— START Data listing —
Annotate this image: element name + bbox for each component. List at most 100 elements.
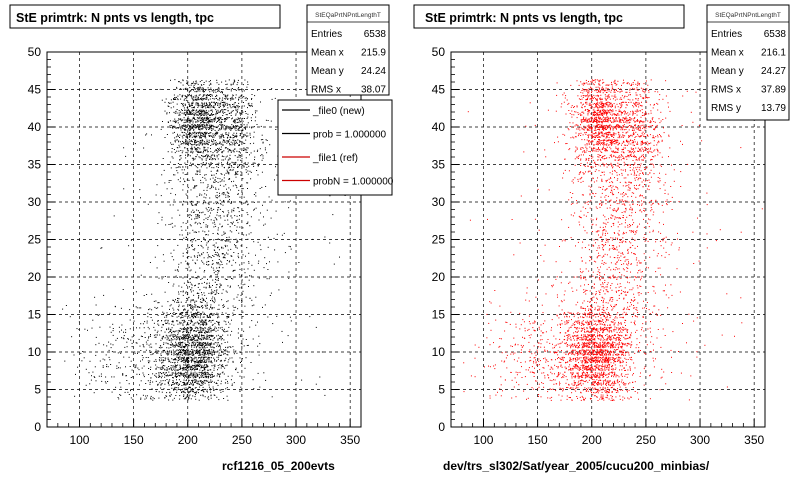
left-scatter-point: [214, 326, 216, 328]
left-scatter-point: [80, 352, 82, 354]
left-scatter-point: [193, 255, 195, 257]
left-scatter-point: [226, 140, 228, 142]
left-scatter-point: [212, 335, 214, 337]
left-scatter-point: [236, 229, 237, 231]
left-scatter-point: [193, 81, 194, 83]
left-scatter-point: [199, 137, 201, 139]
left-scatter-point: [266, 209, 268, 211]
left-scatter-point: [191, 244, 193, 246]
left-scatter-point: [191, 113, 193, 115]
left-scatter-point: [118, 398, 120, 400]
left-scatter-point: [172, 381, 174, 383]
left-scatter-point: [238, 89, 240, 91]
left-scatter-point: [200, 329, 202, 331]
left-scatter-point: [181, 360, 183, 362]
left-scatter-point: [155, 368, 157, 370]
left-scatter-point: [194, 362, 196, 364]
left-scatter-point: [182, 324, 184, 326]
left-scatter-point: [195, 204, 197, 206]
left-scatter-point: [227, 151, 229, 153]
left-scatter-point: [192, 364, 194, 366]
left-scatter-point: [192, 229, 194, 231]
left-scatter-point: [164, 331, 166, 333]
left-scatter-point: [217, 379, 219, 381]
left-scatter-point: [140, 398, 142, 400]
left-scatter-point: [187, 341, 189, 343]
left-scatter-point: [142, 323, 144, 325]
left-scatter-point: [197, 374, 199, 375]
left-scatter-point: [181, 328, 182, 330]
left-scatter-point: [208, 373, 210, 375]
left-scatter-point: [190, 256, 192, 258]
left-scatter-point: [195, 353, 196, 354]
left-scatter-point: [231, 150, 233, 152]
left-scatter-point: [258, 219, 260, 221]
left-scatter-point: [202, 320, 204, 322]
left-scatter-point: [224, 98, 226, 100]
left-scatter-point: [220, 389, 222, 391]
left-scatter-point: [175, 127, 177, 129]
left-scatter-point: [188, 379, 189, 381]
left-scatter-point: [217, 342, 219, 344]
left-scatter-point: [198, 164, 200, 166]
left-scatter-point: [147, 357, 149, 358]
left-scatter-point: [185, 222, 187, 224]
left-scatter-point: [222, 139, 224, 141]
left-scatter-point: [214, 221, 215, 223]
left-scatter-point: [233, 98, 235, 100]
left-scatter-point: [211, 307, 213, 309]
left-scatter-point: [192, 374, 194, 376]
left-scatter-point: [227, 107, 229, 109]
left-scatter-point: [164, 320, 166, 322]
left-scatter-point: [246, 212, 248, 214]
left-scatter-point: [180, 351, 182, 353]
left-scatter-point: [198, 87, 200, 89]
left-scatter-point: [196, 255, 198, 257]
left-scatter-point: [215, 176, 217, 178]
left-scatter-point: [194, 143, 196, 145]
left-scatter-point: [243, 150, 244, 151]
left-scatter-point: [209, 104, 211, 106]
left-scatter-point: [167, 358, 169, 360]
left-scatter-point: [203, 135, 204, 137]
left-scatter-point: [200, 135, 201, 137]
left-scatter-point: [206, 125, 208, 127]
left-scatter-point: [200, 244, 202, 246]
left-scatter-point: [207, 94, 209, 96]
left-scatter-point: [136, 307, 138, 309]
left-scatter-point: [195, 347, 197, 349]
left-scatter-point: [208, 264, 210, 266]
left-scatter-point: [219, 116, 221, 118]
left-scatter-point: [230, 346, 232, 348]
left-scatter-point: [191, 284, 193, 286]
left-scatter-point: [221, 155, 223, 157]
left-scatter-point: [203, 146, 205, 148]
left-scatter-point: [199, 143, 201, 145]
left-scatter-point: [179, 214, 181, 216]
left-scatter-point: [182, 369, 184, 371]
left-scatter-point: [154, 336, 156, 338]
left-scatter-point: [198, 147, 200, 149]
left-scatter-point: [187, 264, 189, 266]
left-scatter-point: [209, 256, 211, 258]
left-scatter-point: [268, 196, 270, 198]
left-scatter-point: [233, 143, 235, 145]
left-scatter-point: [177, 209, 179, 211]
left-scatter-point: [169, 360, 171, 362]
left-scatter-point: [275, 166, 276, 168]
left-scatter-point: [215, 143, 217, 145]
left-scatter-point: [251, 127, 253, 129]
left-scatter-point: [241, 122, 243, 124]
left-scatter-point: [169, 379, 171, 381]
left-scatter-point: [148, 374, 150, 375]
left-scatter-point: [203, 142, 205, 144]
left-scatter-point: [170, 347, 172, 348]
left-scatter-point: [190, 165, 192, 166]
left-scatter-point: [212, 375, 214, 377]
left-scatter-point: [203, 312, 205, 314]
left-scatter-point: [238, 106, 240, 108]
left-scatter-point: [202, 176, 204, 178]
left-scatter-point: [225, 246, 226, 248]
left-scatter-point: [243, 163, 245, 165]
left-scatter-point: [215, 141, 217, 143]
— END Data listing —
Edit the material above so that every "left-scatter-point" becomes "left-plot-dot" and nothing else changes, and leave the pictures out of your answer.

» **Correct response**:
Annotate this image: element name + bbox for each component. List at most 100 elements.
left-plot-dot: [214, 326, 216, 328]
left-plot-dot: [80, 352, 82, 354]
left-plot-dot: [193, 255, 195, 257]
left-plot-dot: [226, 140, 228, 142]
left-plot-dot: [212, 335, 214, 337]
left-plot-dot: [236, 229, 237, 231]
left-plot-dot: [193, 81, 194, 83]
left-plot-dot: [199, 137, 201, 139]
left-plot-dot: [266, 209, 268, 211]
left-plot-dot: [191, 244, 193, 246]
left-plot-dot: [191, 113, 193, 115]
left-plot-dot: [118, 398, 120, 400]
left-plot-dot: [172, 381, 174, 383]
left-plot-dot: [238, 89, 240, 91]
left-plot-dot: [200, 329, 202, 331]
left-plot-dot: [181, 360, 183, 362]
left-plot-dot: [155, 368, 157, 370]
left-plot-dot: [194, 362, 196, 364]
left-plot-dot: [182, 324, 184, 326]
left-plot-dot: [195, 204, 197, 206]
left-plot-dot: [227, 151, 229, 153]
left-plot-dot: [192, 364, 194, 366]
left-plot-dot: [192, 229, 194, 231]
left-plot-dot: [164, 331, 166, 333]
left-plot-dot: [217, 379, 219, 381]
left-plot-dot: [140, 398, 142, 400]
left-plot-dot: [187, 341, 189, 343]
left-plot-dot: [142, 323, 144, 325]
left-plot-dot: [197, 374, 199, 375]
left-plot-dot: [181, 328, 182, 330]
left-plot-dot: [208, 373, 210, 375]
left-plot-dot: [190, 256, 192, 258]
left-plot-dot: [195, 353, 196, 354]
left-plot-dot: [231, 150, 233, 152]
left-plot-dot: [258, 219, 260, 221]
left-plot-dot: [202, 320, 204, 322]
left-plot-dot: [224, 98, 226, 100]
left-plot-dot: [220, 389, 222, 391]
left-plot-dot: [175, 127, 177, 129]
left-plot-dot: [188, 379, 189, 381]
left-plot-dot: [217, 342, 219, 344]
left-plot-dot: [198, 164, 200, 166]
left-plot-dot: [147, 357, 149, 358]
left-plot-dot: [185, 222, 187, 224]
left-plot-dot: [222, 139, 224, 141]
left-plot-dot: [214, 221, 215, 223]
left-plot-dot: [233, 98, 235, 100]
left-plot-dot: [211, 307, 213, 309]
left-plot-dot: [192, 374, 194, 376]
left-plot-dot: [227, 107, 229, 109]
left-plot-dot: [164, 320, 166, 322]
left-plot-dot: [246, 212, 248, 214]
left-plot-dot: [180, 351, 182, 353]
left-plot-dot: [198, 87, 200, 89]
left-plot-dot: [196, 255, 198, 257]
left-plot-dot: [215, 176, 217, 178]
left-plot-dot: [194, 143, 196, 145]
left-plot-dot: [243, 150, 244, 151]
left-plot-dot: [209, 104, 211, 106]
left-plot-dot: [167, 358, 169, 360]
left-plot-dot: [203, 135, 204, 137]
left-plot-dot: [200, 135, 201, 137]
left-plot-dot: [206, 125, 208, 127]
left-plot-dot: [200, 244, 202, 246]
left-plot-dot: [207, 94, 209, 96]
left-plot-dot: [136, 307, 138, 309]
left-plot-dot: [195, 347, 197, 349]
left-plot-dot: [208, 264, 210, 266]
left-plot-dot: [219, 116, 221, 118]
left-plot-dot: [230, 346, 232, 348]
left-plot-dot: [191, 284, 193, 286]
left-plot-dot: [221, 155, 223, 157]
left-plot-dot: [203, 146, 205, 148]
left-plot-dot: [199, 143, 201, 145]
left-plot-dot: [179, 214, 181, 216]
left-plot-dot: [182, 369, 184, 371]
left-plot-dot: [154, 336, 156, 338]
left-plot-dot: [198, 147, 200, 149]
left-plot-dot: [187, 264, 189, 266]
left-plot-dot: [209, 256, 211, 258]
left-plot-dot: [268, 196, 270, 198]
left-plot-dot: [233, 143, 235, 145]
left-plot-dot: [177, 209, 179, 211]
left-plot-dot: [169, 360, 171, 362]
left-plot-dot: [275, 166, 276, 168]
left-plot-dot: [215, 143, 217, 145]
left-plot-dot: [251, 127, 253, 129]
left-plot-dot: [241, 122, 243, 124]
left-plot-dot: [169, 379, 171, 381]
left-plot-dot: [148, 374, 150, 375]
left-plot-dot: [203, 142, 205, 144]
left-plot-dot: [170, 347, 172, 348]
left-plot-dot: [190, 165, 192, 166]
left-plot-dot: [212, 375, 214, 377]
left-plot-dot: [203, 312, 205, 314]
left-plot-dot: [238, 106, 240, 108]
left-plot-dot: [202, 176, 204, 178]
left-plot-dot: [225, 246, 226, 248]
left-plot-dot: [243, 163, 245, 165]
left-plot-dot: [215, 141, 217, 143]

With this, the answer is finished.